[Data records]
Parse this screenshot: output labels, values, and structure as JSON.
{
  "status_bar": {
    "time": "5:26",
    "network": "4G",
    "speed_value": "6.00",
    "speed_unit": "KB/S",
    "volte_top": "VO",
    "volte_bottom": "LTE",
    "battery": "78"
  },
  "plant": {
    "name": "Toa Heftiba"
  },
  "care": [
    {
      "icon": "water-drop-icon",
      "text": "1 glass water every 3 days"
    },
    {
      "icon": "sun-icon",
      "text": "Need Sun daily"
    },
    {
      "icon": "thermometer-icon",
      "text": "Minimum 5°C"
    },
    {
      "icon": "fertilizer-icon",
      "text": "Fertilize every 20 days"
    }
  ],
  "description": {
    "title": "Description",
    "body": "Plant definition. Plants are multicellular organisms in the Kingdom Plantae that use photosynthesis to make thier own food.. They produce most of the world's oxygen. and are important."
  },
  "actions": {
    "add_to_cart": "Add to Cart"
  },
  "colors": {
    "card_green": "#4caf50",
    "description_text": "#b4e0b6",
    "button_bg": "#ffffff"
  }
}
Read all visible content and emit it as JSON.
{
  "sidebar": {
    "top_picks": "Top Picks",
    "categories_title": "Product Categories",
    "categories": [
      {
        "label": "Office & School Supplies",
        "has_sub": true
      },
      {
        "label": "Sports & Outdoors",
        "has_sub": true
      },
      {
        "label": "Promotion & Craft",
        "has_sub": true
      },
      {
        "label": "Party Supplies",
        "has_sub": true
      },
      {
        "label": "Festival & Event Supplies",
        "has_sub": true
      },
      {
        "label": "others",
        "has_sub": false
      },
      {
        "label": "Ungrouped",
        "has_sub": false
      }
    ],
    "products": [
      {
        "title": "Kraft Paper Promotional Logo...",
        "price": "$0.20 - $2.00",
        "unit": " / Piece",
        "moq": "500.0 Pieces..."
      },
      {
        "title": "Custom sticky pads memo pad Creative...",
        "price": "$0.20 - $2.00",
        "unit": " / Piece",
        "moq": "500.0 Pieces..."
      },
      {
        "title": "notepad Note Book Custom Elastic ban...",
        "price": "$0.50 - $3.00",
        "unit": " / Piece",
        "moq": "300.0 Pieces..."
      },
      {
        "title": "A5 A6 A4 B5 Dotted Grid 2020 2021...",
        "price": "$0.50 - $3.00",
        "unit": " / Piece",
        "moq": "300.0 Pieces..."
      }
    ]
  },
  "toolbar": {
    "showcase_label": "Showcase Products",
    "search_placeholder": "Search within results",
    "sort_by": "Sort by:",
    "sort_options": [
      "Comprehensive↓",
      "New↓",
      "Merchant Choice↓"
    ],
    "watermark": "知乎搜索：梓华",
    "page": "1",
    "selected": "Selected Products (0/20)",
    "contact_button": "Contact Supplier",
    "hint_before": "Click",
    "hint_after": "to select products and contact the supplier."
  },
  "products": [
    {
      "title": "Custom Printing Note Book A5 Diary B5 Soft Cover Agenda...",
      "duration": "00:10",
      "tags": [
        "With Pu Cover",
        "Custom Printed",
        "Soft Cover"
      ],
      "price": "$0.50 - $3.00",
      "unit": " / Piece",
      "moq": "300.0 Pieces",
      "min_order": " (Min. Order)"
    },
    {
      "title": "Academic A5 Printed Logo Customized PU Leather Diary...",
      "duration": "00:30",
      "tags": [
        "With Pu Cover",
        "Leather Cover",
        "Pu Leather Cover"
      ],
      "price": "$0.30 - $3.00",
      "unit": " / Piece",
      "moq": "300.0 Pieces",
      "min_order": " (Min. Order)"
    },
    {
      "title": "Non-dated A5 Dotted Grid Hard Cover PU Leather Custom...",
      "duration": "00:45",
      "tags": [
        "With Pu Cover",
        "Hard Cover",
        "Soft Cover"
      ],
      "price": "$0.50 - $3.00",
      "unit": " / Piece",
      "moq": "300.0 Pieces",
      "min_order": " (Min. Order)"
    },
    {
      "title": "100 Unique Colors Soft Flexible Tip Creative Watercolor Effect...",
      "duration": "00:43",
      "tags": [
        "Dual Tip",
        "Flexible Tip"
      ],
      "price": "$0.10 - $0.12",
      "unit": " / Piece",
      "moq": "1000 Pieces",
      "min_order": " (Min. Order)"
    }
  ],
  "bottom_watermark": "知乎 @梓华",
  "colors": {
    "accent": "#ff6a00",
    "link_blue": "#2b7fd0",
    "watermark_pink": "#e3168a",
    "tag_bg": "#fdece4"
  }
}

Work to be completed ->
Repeat the listing above without any change.

Written reply ->
Parse this screenshot: output labels, values, and structure as JSON.
{
  "status_bar": {
    "time": "5:26",
    "network": "4G",
    "speed_value": "6.00",
    "speed_unit": "KB/S",
    "volte_top": "VO",
    "volte_bottom": "LTE",
    "battery": "78"
  },
  "plant": {
    "name": "Toa Heftiba"
  },
  "care": [
    {
      "icon": "water-drop-icon",
      "text": "1 glass water every 3 days"
    },
    {
      "icon": "sun-icon",
      "text": "Need Sun daily"
    },
    {
      "icon": "thermometer-icon",
      "text": "Minimum 5°C"
    },
    {
      "icon": "fertilizer-icon",
      "text": "Fertilize every 20 days"
    }
  ],
  "description": {
    "title": "Description",
    "body": "Plant definition. Plants are multicellular organisms in the Kingdom Plantae that use photosynthesis to make thier own food.. They produce most of the world's oxygen. and are important."
  },
  "actions": {
    "add_to_cart": "Add to Cart"
  },
  "colors": {
    "card_green": "#4caf50",
    "description_text": "#b4e0b6",
    "button_bg": "#ffffff"
  }
}
Read all visible content and emit it as JSON.
{
  "sidebar": {
    "top_picks": "Top Picks",
    "categories_title": "Product Categories",
    "categories": [
      {
        "label": "Office & School Supplies",
        "has_sub": true
      },
      {
        "label": "Sports & Outdoors",
        "has_sub": true
      },
      {
        "label": "Promotion & Craft",
        "has_sub": true
      },
      {
        "label": "Party Supplies",
        "has_sub": true
      },
      {
        "label": "Festival & Event Supplies",
        "has_sub": true
      },
      {
        "label": "others",
        "has_sub": false
      },
      {
        "label": "Ungrouped",
        "has_sub": false
      }
    ],
    "products": [
      {
        "title": "Kraft Paper Promotional Logo...",
        "price": "$0.20 - $2.00",
        "unit": " / Piece",
        "moq": "500.0 Pieces..."
      },
      {
        "title": "Custom sticky pads memo pad Creative...",
        "price": "$0.20 - $2.00",
        "unit": " / Piece",
        "moq": "500.0 Pieces..."
      },
      {
        "title": "notepad Note Book Custom Elastic ban...",
        "price": "$0.50 - $3.00",
        "unit": " / Piece",
        "moq": "300.0 Pieces..."
      },
      {
        "title": "A5 A6 A4 B5 Dotted Grid 2020 2021...",
        "price": "$0.50 - $3.00",
        "unit": " / Piece",
        "moq": "300.0 Pieces..."
      }
    ]
  },
  "toolbar": {
    "showcase_label": "Showcase Products",
    "search_placeholder": "Search within results",
    "sort_by": "Sort by:",
    "sort_options": [
      "Comprehensive↓",
      "New↓",
      "Merchant Choice↓"
    ],
    "watermark": "知乎搜索：梓华",
    "page": "1",
    "selected": "Selected Products (0/20)",
    "contact_button": "Contact Supplier",
    "hint_before": "Click",
    "hint_after": "to select products and contact the supplier."
  },
  "products": [
    {
      "title": "Custom Printing Note Book A5 Diary B5 Soft Cover Agenda...",
      "duration": "00:10",
      "tags": [
        "With Pu Cover",
        "Custom Printed",
        "Soft Cover"
      ],
      "price": "$0.50 - $3.00",
      "unit": " / Piece",
      "moq": "300.0 Pieces",
      "min_order": " (Min. Order)"
    },
    {
      "title": "Academic A5 Printed Logo Customized PU Leather Diary...",
      "duration": "00:30",
      "tags": [
        "With Pu Cover",
        "Leather Cover",
        "Pu Leather Cover"
      ],
      "price": "$0.30 - $3.00",
      "unit": " / Piece",
      "moq": "300.0 Pieces",
      "min_order": " (Min. Order)"
    },
    {
      "title": "Non-dated A5 Dotted Grid Hard Cover PU Leather Custom...",
      "duration": "00:45",
      "tags": [
        "With Pu Cover",
        "Hard Cover",
        "Soft Cover"
      ],
      "price": "$0.50 - $3.00",
      "unit": " / Piece",
      "moq": "300.0 Pieces",
      "min_order": " (Min. Order)"
    },
    {
      "title": "100 Unique Colors Soft Flexible Tip Creative Watercolor Effect...",
      "duration": "00:43",
      "tags": [
        "Dual Tip",
        "Flexible Tip"
      ],
      "price": "$0.10 - $0.12",
      "unit": " / Piece",
      "moq": "1000 Pieces",
      "min_order": " (Min. Order)"
    }
  ],
  "bottom_watermark": "知乎 @梓华",
  "colors": {
    "accent": "#ff6a00",
    "link_blue": "#2b7fd0",
    "watermark_pink": "#e3168a",
    "tag_bg": "#fdece4"
  }
}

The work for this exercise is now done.